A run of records
start

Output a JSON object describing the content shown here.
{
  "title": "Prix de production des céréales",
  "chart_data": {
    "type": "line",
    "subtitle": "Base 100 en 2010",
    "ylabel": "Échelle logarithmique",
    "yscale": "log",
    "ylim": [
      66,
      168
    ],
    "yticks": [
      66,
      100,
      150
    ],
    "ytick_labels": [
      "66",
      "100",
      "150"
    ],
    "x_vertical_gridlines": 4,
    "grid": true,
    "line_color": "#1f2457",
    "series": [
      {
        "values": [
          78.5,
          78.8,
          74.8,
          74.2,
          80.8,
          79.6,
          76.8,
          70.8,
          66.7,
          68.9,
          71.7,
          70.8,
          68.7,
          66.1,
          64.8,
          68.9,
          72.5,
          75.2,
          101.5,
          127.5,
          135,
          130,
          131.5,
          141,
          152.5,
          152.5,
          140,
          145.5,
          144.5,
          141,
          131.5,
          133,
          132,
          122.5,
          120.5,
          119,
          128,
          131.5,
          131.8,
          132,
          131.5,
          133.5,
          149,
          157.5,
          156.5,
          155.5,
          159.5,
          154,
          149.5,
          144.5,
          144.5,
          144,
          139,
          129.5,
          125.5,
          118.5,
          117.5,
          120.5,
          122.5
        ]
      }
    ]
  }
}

end

• The exercise: Exactly as shown above, return every record.

• Correct response:
Output a JSON object describing the content shown here.
{
  "title": "Prix de production des céréales",
  "chart_data": {
    "type": "line",
    "subtitle": "Base 100 en 2010",
    "ylabel": "Échelle logarithmique",
    "yscale": "log",
    "ylim": [
      66,
      168
    ],
    "yticks": [
      66,
      100,
      150
    ],
    "ytick_labels": [
      "66",
      "100",
      "150"
    ],
    "x_vertical_gridlines": 4,
    "grid": true,
    "line_color": "#1f2457",
    "series": [
      {
        "values": [
          78.5,
          78.8,
          74.8,
          74.2,
          80.8,
          79.6,
          76.8,
          70.8,
          66.7,
          68.9,
          71.7,
          70.8,
          68.7,
          66.1,
          64.8,
          68.9,
          72.5,
          75.2,
          101.5,
          127.5,
          135,
          130,
          131.5,
          141,
          152.5,
          152.5,
          140,
          145.5,
          144.5,
          141,
          131.5,
          133,
          132,
          122.5,
          120.5,
          119,
          128,
          131.5,
          131.8,
          132,
          131.5,
          133.5,
          149,
          157.5,
          156.5,
          155.5,
          159.5,
          154,
          149.5,
          144.5,
          144.5,
          144,
          139,
          129.5,
          125.5,
          118.5,
          117.5,
          120.5,
          122.5
        ]
      }
    ]
  }
}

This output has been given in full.